Stated goal ▸
Copy out the entries below precisely; nothing is to be omitted.
— START Supplied data —
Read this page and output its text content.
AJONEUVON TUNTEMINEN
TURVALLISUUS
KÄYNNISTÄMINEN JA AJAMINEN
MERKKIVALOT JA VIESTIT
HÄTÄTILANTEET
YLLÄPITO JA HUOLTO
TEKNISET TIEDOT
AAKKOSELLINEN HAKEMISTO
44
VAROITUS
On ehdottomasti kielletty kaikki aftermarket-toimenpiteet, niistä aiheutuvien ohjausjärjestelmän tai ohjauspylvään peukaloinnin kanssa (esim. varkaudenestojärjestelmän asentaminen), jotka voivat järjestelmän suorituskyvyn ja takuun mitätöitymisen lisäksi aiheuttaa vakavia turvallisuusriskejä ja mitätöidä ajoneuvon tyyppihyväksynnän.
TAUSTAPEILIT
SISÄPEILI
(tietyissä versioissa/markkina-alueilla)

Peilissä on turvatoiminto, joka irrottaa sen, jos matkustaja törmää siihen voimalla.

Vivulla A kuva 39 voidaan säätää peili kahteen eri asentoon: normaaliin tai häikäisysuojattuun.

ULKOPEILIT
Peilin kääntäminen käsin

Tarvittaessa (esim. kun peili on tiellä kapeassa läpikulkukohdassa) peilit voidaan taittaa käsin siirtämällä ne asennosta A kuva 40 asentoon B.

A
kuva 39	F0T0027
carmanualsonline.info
— END Supplied data —
Exercise response ▸
Read this page and output its text content.
AJONEUVON TUNTEMINEN
TURVALLISUUS
KÄYNNISTÄMINEN JA AJAMINEN
MERKKIVALOT JA VIESTIT
HÄTÄTILANTEET
YLLÄPITO JA HUOLTO
TEKNISET TIEDOT
AAKKOSELLINEN HAKEMISTO
44
VAROITUS
On ehdottomasti kielletty kaikki aftermarket-toimenpiteet, niistä aiheutuvien ohjausjärjestelmän tai ohjauspylvään peukaloinnin kanssa (esim. varkaudenestojärjestelmän asentaminen), jotka voivat järjestelmän suorituskyvyn ja takuun mitätöitymisen lisäksi aiheuttaa vakavia turvallisuusriskejä ja mitätöidä ajoneuvon tyyppihyväksynnän.
TAUSTAPEILIT
SISÄPEILI
(tietyissä versioissa/markkina-alueilla)

Peilissä on turvatoiminto, joka irrottaa sen, jos matkustaja törmää siihen voimalla.

Vivulla A kuva 39 voidaan säätää peili kahteen eri asentoon: normaaliin tai häikäisysuojattuun.

ULKOPEILIT
Peilin kääntäminen käsin

Tarvittaessa (esim. kun peili on tiellä kapeassa läpikulkukohdassa) peilit voidaan taittaa käsin siirtämällä ne asennosta A kuva 40 asentoon B.

A
kuva 39	F0T0027
carmanualsonline.info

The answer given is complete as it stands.